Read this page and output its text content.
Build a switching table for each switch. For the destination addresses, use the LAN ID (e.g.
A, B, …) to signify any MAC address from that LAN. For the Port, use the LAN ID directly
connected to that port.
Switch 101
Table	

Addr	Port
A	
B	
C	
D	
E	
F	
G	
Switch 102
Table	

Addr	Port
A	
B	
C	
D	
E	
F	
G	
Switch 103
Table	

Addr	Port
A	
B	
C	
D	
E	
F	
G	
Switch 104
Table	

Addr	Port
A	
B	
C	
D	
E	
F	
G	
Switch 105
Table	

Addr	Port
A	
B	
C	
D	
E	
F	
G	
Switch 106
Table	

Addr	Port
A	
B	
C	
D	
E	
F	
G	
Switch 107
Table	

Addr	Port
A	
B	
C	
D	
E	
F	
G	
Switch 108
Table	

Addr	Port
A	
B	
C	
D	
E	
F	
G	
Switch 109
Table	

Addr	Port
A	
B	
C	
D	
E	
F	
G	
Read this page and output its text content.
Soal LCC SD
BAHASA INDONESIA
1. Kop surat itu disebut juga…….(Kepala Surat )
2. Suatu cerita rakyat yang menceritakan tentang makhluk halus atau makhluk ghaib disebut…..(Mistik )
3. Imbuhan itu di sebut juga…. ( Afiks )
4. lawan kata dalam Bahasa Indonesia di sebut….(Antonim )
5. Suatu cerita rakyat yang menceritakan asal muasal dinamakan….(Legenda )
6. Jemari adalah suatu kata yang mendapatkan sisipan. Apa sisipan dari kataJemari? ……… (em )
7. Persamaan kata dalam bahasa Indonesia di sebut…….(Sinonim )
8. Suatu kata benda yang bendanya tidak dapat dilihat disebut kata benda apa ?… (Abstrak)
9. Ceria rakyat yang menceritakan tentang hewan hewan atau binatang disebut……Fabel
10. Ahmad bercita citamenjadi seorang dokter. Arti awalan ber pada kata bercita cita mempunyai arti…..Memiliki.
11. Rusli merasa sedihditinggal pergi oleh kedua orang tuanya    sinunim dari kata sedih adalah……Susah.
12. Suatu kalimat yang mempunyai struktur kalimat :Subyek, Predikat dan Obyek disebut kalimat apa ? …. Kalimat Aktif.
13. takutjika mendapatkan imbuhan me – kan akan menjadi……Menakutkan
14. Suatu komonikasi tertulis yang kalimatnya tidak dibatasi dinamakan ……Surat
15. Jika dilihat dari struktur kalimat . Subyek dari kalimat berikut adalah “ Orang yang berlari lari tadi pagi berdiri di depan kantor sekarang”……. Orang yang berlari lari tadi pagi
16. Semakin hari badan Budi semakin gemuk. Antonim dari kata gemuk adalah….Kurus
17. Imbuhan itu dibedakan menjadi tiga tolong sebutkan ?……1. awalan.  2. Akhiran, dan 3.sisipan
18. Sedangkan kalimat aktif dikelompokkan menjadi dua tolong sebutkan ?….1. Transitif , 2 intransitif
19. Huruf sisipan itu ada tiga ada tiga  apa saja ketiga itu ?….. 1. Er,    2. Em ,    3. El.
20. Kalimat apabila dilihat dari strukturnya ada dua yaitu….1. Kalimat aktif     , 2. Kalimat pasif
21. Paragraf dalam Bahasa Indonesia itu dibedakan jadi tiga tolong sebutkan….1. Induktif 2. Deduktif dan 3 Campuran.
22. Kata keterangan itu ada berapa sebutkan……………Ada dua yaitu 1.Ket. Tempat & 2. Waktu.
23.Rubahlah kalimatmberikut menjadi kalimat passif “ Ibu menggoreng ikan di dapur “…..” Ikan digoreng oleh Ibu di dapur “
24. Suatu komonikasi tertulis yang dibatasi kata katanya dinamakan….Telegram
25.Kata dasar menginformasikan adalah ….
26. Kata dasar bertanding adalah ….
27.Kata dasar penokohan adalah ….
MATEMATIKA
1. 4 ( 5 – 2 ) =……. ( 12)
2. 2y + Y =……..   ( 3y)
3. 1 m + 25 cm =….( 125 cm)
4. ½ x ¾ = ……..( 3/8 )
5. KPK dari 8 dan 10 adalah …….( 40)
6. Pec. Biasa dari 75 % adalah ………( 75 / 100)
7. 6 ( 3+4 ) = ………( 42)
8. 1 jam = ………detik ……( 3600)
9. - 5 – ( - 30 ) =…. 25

**What is asked:** Go through the entries above and count the lines containing the word "tidak"; give only that count.

**Task solution:** 2